--- start EXERCISE MATERIAL ---
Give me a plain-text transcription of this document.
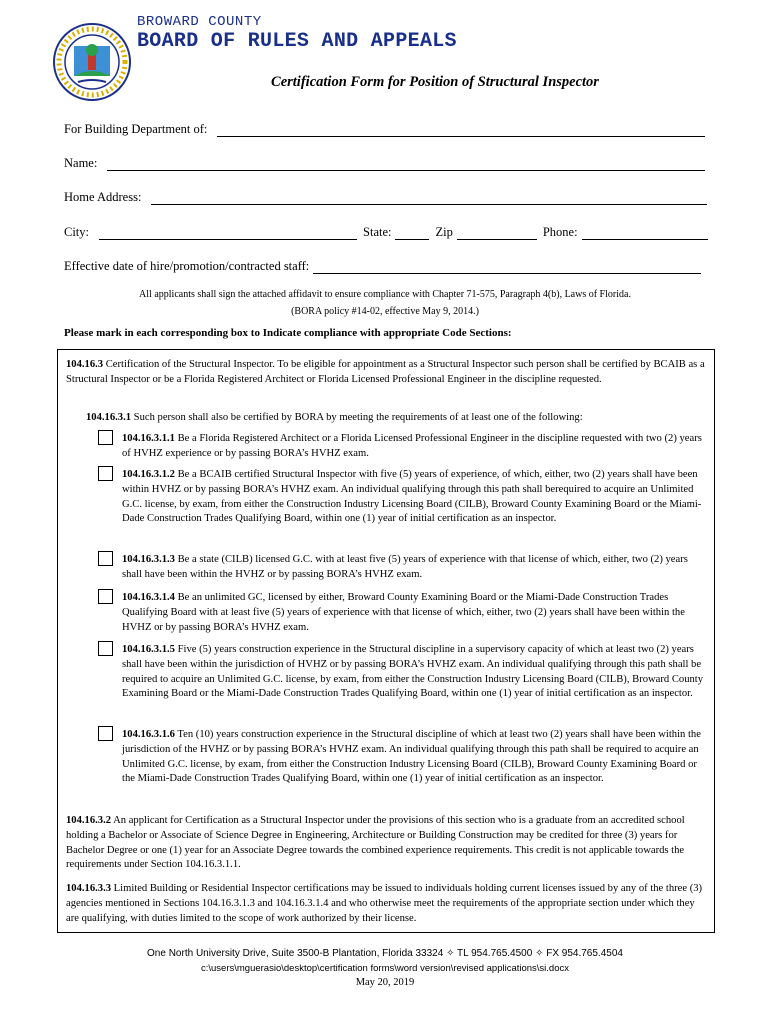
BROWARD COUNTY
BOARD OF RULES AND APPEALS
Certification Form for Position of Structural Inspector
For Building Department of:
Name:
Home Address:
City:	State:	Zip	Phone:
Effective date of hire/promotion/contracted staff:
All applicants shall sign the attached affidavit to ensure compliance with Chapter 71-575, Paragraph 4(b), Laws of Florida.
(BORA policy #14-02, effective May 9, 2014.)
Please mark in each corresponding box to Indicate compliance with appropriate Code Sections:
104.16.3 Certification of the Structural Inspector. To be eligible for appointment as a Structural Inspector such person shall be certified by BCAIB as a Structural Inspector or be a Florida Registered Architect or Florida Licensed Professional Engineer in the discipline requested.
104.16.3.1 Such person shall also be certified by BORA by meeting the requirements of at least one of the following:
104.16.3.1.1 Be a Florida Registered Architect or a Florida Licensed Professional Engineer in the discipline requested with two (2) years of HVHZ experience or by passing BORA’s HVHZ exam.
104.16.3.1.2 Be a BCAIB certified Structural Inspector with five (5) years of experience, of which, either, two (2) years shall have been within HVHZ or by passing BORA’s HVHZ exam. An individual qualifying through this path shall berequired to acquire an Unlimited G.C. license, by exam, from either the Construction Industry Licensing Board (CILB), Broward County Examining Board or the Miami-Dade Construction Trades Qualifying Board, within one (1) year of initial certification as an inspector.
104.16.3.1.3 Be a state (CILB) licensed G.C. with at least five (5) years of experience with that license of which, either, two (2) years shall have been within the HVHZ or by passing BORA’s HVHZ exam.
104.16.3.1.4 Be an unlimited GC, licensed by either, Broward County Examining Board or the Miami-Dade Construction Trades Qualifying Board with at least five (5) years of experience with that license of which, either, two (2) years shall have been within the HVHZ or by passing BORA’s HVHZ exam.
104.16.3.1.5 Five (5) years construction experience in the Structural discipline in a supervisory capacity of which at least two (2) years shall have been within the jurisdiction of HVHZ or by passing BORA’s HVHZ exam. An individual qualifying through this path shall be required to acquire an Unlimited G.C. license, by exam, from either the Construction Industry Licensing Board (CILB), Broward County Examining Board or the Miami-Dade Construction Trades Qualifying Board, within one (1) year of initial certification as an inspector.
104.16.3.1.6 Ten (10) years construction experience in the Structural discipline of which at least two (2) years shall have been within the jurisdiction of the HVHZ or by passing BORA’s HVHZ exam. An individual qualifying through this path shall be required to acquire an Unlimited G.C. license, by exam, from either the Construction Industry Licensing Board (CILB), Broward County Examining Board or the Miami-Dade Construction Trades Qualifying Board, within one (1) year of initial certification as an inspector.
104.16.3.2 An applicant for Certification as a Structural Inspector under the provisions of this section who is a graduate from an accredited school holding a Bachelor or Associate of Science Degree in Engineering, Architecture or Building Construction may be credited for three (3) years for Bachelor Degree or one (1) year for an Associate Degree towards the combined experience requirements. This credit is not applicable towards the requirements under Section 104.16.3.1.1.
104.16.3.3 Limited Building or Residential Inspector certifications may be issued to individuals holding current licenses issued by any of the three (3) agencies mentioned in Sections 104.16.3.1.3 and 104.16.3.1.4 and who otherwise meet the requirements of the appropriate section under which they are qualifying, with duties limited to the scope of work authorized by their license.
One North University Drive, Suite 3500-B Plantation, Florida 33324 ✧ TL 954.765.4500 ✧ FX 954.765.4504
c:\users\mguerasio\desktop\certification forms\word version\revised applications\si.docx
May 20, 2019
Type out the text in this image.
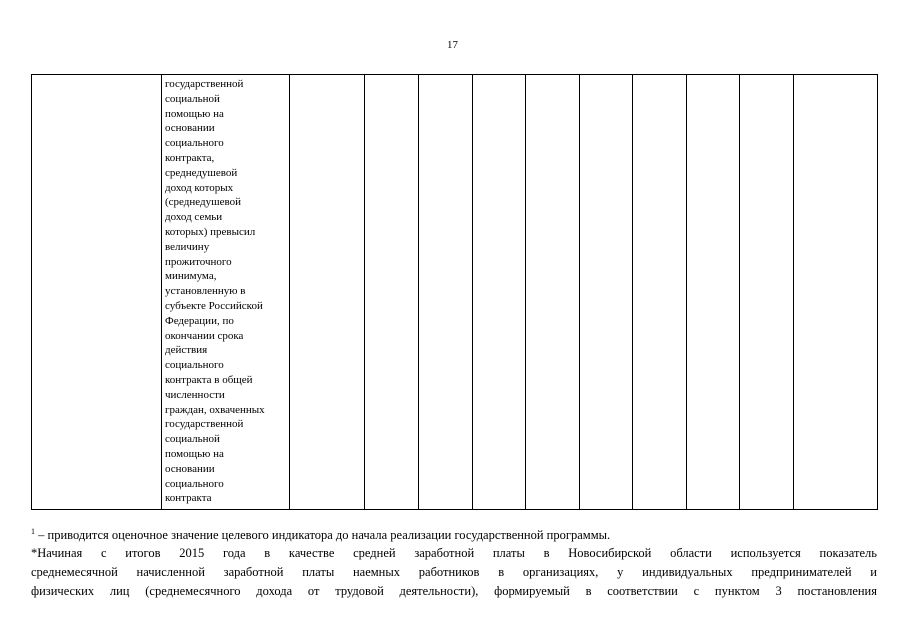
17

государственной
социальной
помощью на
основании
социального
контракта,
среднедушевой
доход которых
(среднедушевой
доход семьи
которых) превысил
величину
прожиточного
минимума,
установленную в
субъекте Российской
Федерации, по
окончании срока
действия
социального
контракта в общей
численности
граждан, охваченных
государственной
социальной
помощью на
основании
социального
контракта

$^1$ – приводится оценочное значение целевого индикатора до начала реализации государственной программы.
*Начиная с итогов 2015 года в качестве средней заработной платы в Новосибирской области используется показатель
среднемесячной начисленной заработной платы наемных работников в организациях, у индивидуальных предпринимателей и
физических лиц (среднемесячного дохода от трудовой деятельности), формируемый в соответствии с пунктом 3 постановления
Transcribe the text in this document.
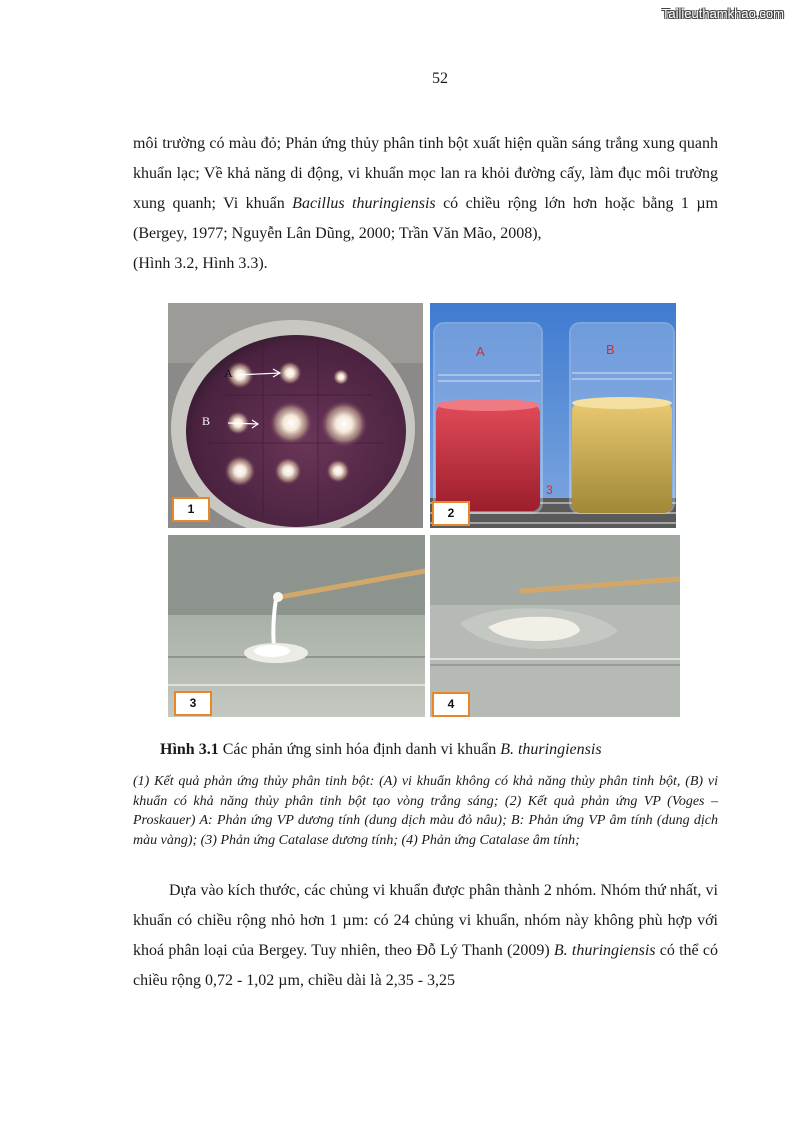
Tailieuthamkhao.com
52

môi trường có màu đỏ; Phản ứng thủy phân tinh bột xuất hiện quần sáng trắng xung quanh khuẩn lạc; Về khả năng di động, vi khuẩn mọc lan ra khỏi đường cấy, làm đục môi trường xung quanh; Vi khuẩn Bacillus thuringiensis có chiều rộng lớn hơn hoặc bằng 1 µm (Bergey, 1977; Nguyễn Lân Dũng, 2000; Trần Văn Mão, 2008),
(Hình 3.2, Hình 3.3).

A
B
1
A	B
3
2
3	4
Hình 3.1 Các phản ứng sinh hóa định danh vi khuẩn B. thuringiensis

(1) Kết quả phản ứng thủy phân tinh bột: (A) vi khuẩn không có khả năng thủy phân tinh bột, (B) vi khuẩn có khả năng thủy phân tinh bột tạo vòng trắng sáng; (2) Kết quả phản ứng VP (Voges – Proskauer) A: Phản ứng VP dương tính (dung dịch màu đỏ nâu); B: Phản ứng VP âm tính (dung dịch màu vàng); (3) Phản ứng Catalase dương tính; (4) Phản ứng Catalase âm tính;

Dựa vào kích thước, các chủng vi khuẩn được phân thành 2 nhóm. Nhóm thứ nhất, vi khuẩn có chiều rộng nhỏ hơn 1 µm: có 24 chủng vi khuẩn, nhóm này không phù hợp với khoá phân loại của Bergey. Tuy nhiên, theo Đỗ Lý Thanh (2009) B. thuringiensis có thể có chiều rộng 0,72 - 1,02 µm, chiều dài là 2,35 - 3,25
--- end EXERCISE MATERIAL ---
◆ GIVEN TASK ◆
Would you return the data exactly as written, without the pictures?

◆ COMPLETED EXERCISE ◆
Give me a plain-text transcription of this document.
BROWARD COUNTY
BOARD OF RULES AND APPEALS
Certification Form for Position of Structural Inspector
For Building Department of:
Name:
Home Address:
City:	State:	Zip	Phone:
Effective date of hire/promotion/contracted staff:
All applicants shall sign the attached affidavit to ensure compliance with Chapter 71-575, Paragraph 4(b), Laws of Florida.
(BORA policy #14-02, effective May 9, 2014.)
Please mark in each corresponding box to Indicate compliance with appropriate Code Sections:
104.16.3 Certification of the Structural Inspector. To be eligible for appointment as a Structural Inspector such person shall be certified by BCAIB as a Structural Inspector or be a Florida Registered Architect or Florida Licensed Professional Engineer in the discipline requested.
104.16.3.1 Such person shall also be certified by BORA by meeting the requirements of at least one of the following:
104.16.3.1.1 Be a Florida Registered Architect or a Florida Licensed Professional Engineer in the discipline requested with two (2) years of HVHZ experience or by passing BORA’s HVHZ exam.
104.16.3.1.2 Be a BCAIB certified Structural Inspector with five (5) years of experience, of which, either, two (2) years shall have been within HVHZ or by passing BORA’s HVHZ exam. An individual qualifying through this path shall berequired to acquire an Unlimited G.C. license, by exam, from either the Construction Industry Licensing Board (CILB), Broward County Examining Board or the Miami-Dade Construction Trades Qualifying Board, within one (1) year of initial certification as an inspector.
104.16.3.1.3 Be a state (CILB) licensed G.C. with at least five (5) years of experience with that license of which, either, two (2) years shall have been within the HVHZ or by passing BORA’s HVHZ exam.
104.16.3.1.4 Be an unlimited GC, licensed by either, Broward County Examining Board or the Miami-Dade Construction Trades Qualifying Board with at least five (5) years of experience with that license of which, either, two (2) years shall have been within the HVHZ or by passing BORA’s HVHZ exam.
104.16.3.1.5 Five (5) years construction experience in the Structural discipline in a supervisory capacity of which at least two (2) years shall have been within the jurisdiction of HVHZ or by passing BORA’s HVHZ exam. An individual qualifying through this path shall be required to acquire an Unlimited G.C. license, by exam, from either the Construction Industry Licensing Board (CILB), Broward County Examining Board or the Miami-Dade Construction Trades Qualifying Board, within one (1) year of initial certification as an inspector.
104.16.3.1.6 Ten (10) years construction experience in the Structural discipline of which at least two (2) years shall have been within the jurisdiction of the HVHZ or by passing BORA’s HVHZ exam. An individual qualifying through this path shall be required to acquire an Unlimited G.C. license, by exam, from either the Construction Industry Licensing Board (CILB), Broward County Examining Board or the Miami-Dade Construction Trades Qualifying Board, within one (1) year of initial certification as an inspector.
104.16.3.2 An applicant for Certification as a Structural Inspector under the provisions of this section who is a graduate from an accredited school holding a Bachelor or Associate of Science Degree in Engineering, Architecture or Building Construction may be credited for three (3) years for Bachelor Degree or one (1) year for an Associate Degree towards the combined experience requirements. This credit is not applicable towards the requirements under Section 104.16.3.1.1.
104.16.3.3 Limited Building or Residential Inspector certifications may be issued to individuals holding current licenses issued by any of the three (3) agencies mentioned in Sections 104.16.3.1.3 and 104.16.3.1.4 and who otherwise meet the requirements of the appropriate section under which they are qualifying, with duties limited to the scope of work authorized by their license.
One North University Drive, Suite 3500-B Plantation, Florida 33324 ✧ TL 954.765.4500 ✧ FX 954.765.4504
c:\users\mguerasio\desktop\certification forms\word version\revised applications\si.docx
May 20, 2019
Type out the text in this image.
17

государственной
социальной
помощью на
основании
социального
контракта,
среднедушевой
доход которых
(среднедушевой
доход семьи
которых) превысил
величину
прожиточного
минимума,
установленную в
субъекте Российской
Федерации, по
окончании срока
действия
социального
контракта в общей
численности
граждан, охваченных
государственной
социальной
помощью на
основании
социального
контракта

$^1$ – приводится оценочное значение целевого индикатора до начала реализации государственной программы.
*Начиная с итогов 2015 года в качестве средней заработной платы в Новосибирской области используется показатель
среднемесячной начисленной заработной платы наемных работников в организациях, у индивидуальных предпринимателей и
физических лиц (среднемесячного дохода от трудовой деятельности), формируемый в соответствии с пунктом 3 постановления
Transcribe the text in this document.
Tailieuthamkhao.com
52

môi trường có màu đỏ; Phản ứng thủy phân tinh bột xuất hiện quần sáng trắng xung quanh khuẩn lạc; Về khả năng di động, vi khuẩn mọc lan ra khỏi đường cấy, làm đục môi trường xung quanh; Vi khuẩn Bacillus thuringiensis có chiều rộng lớn hơn hoặc bằng 1 µm (Bergey, 1977; Nguyễn Lân Dũng, 2000; Trần Văn Mão, 2008),
(Hình 3.2, Hình 3.3).

A
B
1
A	B
3
2
3	4
Hình 3.1 Các phản ứng sinh hóa định danh vi khuẩn B. thuringiensis

(1) Kết quả phản ứng thủy phân tinh bột: (A) vi khuẩn không có khả năng thủy phân tinh bột, (B) vi khuẩn có khả năng thủy phân tinh bột tạo vòng trắng sáng; (2) Kết quả phản ứng VP (Voges – Proskauer) A: Phản ứng VP dương tính (dung dịch màu đỏ nâu); B: Phản ứng VP âm tính (dung dịch màu vàng); (3) Phản ứng Catalase dương tính; (4) Phản ứng Catalase âm tính;

Dựa vào kích thước, các chủng vi khuẩn được phân thành 2 nhóm. Nhóm thứ nhất, vi khuẩn có chiều rộng nhỏ hơn 1 µm: có 24 chủng vi khuẩn, nhóm này không phù hợp với khoá phân loại của Bergey. Tuy nhiên, theo Đỗ Lý Thanh (2009) B. thuringiensis có thể có chiều rộng 0,72 - 1,02 µm, chiều dài là 2,35 - 3,25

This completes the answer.